Can you return, word for word, the part of the listing that opens with its first line and closes with the line containing "- legend-label: solar: [738, 90, 775, 104]", keeping both of those lines?
>> Start DATA
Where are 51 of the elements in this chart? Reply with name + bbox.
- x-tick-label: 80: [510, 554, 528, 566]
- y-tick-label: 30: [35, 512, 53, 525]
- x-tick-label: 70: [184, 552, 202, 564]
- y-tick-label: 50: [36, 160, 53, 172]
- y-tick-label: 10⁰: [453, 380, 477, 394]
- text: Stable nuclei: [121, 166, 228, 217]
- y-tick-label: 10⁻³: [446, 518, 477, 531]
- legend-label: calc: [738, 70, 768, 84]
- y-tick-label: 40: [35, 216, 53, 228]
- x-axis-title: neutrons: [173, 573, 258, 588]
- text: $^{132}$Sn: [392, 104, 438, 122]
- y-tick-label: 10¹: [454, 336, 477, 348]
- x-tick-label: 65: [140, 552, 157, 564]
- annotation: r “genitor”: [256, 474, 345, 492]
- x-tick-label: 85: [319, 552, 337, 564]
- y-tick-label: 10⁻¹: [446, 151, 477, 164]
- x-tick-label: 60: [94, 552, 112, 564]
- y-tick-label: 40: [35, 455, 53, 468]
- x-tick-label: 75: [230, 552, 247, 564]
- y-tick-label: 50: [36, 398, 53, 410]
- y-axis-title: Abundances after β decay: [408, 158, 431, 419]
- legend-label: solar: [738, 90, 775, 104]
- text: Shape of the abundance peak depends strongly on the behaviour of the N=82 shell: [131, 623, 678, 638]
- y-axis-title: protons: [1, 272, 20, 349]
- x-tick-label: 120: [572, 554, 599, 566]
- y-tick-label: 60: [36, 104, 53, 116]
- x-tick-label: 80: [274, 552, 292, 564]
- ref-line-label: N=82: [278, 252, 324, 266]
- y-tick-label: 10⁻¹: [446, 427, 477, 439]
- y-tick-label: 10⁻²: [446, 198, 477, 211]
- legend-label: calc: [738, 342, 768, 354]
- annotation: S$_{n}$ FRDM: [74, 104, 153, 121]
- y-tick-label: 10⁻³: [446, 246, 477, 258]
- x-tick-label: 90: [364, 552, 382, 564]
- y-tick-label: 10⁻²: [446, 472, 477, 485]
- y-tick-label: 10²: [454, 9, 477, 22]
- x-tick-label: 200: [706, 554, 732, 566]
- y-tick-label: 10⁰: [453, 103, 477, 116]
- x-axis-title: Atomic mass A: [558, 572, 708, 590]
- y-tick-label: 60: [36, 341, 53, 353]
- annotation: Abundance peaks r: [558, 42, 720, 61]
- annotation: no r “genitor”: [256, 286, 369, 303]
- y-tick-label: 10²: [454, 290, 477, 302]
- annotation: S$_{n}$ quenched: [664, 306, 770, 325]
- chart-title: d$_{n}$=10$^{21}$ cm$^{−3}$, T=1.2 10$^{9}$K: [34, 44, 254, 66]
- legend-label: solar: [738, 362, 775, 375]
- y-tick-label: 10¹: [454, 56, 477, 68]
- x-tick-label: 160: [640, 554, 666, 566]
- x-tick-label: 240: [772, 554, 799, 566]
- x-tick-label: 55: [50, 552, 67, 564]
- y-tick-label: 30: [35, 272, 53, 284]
>> End DATA
- [SOLVED PROBLEM]:
Where are 51 of the elements in this chart? Reply with name + bbox.
- x-tick-label: 80: [510, 554, 528, 566]
- y-tick-label: 30: [35, 512, 53, 525]
- x-tick-label: 70: [184, 552, 202, 564]
- y-tick-label: 50: [36, 160, 53, 172]
- y-tick-label: 10⁰: [453, 380, 477, 394]
- text: Stable nuclei: [121, 166, 228, 217]
- y-tick-label: 10⁻³: [446, 518, 477, 531]
- legend-label: calc: [738, 70, 768, 84]
- y-tick-label: 40: [35, 216, 53, 228]
- x-axis-title: neutrons: [173, 573, 258, 588]
- text: $^{132}$Sn: [392, 104, 438, 122]
- y-tick-label: 10¹: [454, 336, 477, 348]
- x-tick-label: 65: [140, 552, 157, 564]
- annotation: r “genitor”: [256, 474, 345, 492]
- x-tick-label: 85: [319, 552, 337, 564]
- y-tick-label: 10⁻¹: [446, 151, 477, 164]
- x-tick-label: 60: [94, 552, 112, 564]
- y-tick-label: 40: [35, 455, 53, 468]
- x-tick-label: 75: [230, 552, 247, 564]
- y-tick-label: 50: [36, 398, 53, 410]
- y-axis-title: Abundances after β decay: [408, 158, 431, 419]
- legend-label: solar: [738, 90, 775, 104]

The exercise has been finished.